Exercise: Extract the lines of the entries below, unchanged, from the first line through the line containing "253, 286, 257]".

Source data:
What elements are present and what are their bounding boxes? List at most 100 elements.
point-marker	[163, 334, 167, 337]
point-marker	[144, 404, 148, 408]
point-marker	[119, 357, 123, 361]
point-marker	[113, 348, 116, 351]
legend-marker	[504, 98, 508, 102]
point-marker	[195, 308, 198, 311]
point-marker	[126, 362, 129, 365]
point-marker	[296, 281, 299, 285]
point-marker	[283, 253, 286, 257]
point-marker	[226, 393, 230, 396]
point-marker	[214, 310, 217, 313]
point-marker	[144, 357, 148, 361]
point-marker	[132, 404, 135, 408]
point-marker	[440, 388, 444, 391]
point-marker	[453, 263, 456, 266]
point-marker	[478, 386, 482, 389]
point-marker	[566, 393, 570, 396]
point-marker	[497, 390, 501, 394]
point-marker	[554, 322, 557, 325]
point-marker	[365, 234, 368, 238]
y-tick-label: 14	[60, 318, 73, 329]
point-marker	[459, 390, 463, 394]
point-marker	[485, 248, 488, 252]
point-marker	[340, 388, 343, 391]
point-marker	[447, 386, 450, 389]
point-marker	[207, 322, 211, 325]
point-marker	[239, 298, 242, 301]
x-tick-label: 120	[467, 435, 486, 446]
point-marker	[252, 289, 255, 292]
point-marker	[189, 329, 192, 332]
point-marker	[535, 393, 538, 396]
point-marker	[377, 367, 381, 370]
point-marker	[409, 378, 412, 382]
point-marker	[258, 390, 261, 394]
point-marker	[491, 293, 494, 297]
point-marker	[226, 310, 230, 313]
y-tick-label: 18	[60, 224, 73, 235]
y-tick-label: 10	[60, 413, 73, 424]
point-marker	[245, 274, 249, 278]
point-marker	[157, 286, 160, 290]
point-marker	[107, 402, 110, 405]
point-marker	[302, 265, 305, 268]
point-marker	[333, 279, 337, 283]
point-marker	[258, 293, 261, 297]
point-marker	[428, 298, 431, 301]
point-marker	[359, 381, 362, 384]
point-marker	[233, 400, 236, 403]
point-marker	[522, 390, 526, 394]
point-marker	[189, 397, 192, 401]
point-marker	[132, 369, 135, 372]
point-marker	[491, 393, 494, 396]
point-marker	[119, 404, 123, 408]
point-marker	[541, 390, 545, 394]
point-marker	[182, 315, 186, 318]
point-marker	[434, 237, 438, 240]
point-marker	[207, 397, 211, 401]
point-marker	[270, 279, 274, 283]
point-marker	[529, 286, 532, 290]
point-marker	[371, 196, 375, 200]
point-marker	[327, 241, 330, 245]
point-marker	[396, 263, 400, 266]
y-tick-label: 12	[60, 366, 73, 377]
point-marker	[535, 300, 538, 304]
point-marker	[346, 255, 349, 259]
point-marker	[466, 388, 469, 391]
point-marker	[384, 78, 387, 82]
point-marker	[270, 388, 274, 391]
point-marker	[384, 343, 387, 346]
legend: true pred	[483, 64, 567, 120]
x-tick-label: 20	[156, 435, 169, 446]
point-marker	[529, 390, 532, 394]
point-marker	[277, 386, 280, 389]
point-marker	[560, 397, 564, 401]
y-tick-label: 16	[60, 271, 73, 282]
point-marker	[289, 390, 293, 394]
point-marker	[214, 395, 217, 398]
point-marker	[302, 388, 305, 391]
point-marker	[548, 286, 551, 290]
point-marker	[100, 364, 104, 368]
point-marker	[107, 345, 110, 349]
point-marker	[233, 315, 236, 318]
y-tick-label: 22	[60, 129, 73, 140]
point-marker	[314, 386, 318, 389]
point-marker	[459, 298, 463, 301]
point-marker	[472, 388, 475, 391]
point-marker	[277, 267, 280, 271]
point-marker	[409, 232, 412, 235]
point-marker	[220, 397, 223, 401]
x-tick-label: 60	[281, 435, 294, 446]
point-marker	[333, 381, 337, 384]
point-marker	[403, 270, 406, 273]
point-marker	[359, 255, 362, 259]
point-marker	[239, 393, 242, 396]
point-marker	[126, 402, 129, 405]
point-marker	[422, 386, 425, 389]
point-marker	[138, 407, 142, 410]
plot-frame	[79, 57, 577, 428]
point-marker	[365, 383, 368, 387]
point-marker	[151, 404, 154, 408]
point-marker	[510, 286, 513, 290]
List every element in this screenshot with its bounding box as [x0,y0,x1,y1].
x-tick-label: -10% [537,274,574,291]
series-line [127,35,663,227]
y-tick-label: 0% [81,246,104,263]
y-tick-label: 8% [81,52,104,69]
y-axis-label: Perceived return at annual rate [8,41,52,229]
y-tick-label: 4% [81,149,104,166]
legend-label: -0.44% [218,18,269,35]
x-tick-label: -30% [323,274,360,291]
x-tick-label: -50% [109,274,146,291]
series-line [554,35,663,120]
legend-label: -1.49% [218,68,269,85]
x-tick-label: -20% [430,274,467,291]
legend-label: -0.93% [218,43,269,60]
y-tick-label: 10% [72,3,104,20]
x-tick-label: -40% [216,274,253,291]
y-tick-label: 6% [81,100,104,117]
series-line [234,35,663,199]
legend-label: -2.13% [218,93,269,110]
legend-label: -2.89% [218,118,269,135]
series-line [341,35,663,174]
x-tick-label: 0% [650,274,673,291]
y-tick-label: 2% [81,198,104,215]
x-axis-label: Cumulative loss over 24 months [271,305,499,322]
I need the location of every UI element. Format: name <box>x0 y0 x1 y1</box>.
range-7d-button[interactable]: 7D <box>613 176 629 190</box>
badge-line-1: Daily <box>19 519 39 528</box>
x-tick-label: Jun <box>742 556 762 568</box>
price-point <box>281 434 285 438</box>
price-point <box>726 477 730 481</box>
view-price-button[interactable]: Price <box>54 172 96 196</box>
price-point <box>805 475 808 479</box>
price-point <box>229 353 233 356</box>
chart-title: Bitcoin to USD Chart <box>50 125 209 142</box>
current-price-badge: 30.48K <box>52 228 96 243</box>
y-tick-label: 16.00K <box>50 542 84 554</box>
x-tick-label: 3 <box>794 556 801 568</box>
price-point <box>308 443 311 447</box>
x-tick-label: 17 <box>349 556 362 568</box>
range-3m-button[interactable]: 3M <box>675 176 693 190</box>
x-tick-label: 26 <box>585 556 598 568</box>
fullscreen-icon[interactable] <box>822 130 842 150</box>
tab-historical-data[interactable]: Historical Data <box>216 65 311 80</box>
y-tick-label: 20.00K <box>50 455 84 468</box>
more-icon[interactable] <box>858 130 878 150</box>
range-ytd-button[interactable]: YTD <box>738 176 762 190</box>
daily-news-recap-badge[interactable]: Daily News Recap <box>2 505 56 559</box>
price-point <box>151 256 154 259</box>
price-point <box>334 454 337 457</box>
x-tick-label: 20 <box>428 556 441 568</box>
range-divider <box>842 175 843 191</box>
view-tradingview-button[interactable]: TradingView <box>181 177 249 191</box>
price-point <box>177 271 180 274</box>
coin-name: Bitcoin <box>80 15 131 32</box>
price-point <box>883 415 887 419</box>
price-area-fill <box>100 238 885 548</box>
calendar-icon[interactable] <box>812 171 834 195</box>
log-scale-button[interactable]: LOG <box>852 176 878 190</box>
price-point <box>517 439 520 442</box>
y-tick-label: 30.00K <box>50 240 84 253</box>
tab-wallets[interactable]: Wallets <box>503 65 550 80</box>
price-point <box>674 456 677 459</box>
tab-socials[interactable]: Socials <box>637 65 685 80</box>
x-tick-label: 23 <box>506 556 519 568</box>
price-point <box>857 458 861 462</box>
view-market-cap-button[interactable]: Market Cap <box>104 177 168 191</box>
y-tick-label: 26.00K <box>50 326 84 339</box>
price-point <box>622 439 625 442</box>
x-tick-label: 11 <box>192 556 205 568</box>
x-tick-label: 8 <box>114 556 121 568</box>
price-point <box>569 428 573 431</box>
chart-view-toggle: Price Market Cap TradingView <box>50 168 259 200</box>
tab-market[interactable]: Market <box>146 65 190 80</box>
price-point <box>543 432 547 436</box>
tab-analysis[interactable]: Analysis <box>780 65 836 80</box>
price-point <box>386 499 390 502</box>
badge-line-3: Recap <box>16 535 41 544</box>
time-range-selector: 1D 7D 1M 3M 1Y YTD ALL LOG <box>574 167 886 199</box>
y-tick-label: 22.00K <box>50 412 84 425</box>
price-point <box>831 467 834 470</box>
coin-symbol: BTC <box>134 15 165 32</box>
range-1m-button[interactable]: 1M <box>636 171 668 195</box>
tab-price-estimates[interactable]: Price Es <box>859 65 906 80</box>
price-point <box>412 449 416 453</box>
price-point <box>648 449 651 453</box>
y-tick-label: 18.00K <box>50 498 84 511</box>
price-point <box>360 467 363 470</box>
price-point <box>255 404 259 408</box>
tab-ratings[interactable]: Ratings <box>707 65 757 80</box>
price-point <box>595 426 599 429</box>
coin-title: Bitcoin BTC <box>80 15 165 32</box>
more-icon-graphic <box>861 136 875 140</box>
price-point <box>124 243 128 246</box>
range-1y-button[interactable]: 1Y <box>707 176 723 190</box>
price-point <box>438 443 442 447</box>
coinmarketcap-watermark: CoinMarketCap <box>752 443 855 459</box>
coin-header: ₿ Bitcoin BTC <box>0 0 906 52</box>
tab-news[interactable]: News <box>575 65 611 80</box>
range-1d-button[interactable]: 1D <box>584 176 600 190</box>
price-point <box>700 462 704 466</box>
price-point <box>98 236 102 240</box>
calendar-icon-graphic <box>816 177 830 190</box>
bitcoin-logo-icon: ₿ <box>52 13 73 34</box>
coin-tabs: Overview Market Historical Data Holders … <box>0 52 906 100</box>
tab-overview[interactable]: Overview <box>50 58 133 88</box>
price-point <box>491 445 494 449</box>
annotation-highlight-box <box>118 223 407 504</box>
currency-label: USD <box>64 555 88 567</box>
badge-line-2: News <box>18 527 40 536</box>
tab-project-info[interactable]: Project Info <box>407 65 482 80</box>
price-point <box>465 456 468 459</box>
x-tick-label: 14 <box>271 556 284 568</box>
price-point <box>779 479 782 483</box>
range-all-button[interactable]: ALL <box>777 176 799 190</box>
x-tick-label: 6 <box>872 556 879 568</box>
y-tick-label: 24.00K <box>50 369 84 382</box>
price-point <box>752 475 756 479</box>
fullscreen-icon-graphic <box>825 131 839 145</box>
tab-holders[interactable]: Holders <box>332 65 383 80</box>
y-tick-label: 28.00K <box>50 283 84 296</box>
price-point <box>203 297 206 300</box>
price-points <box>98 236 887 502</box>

Solution for this exercise:
What elements are present and what are their bounding boxes? List at most 100 elements.
point-marker	[163, 334, 167, 337]
point-marker	[144, 404, 148, 408]
point-marker	[119, 357, 123, 361]
point-marker	[113, 348, 116, 351]
legend-marker	[504, 98, 508, 102]
point-marker	[195, 308, 198, 311]
point-marker	[126, 362, 129, 365]
point-marker	[296, 281, 299, 285]
point-marker	[283, 253, 286, 257]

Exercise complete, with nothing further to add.